[Dataset excerpt]

## begin

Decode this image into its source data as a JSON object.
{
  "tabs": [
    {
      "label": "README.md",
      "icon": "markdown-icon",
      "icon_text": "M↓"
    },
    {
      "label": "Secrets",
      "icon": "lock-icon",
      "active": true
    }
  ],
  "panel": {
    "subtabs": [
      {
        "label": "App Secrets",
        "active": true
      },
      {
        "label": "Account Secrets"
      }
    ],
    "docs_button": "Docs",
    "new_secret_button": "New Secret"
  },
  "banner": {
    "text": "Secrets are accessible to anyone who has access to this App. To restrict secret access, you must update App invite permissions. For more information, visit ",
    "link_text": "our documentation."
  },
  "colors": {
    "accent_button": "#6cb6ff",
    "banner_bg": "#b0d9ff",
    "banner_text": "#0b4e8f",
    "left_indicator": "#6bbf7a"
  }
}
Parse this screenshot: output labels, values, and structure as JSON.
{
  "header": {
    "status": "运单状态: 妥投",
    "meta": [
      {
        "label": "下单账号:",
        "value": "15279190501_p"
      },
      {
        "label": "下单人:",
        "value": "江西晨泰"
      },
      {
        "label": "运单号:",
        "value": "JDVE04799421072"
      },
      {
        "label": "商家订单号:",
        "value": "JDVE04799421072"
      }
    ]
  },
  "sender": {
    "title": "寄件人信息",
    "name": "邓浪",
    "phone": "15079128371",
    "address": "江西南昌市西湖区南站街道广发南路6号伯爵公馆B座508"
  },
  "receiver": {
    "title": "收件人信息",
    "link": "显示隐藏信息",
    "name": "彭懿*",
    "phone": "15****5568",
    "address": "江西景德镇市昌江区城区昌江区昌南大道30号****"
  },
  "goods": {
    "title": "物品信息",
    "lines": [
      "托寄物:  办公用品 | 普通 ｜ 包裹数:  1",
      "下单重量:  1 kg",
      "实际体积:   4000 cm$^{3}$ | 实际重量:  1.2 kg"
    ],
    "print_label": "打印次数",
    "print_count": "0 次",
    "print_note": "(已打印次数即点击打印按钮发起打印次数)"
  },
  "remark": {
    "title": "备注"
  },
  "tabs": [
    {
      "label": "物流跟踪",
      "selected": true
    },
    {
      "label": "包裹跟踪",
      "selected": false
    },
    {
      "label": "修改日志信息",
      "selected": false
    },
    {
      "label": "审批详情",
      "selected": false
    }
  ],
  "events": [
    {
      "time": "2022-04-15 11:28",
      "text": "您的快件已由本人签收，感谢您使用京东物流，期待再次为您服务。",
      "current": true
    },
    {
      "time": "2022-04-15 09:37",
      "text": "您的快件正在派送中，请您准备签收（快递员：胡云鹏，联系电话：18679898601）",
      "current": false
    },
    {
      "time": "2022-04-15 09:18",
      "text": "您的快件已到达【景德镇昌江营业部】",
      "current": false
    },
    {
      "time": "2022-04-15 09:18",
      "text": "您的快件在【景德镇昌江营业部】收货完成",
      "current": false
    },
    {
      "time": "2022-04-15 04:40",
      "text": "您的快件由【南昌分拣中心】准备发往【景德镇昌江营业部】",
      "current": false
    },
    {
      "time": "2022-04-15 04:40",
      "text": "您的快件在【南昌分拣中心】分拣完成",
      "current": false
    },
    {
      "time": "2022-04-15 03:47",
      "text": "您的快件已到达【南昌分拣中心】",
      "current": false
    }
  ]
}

## end

What you should do:
Identify how many lines in the entries above include the string "title", then state that number alone.

Completed exercise:
4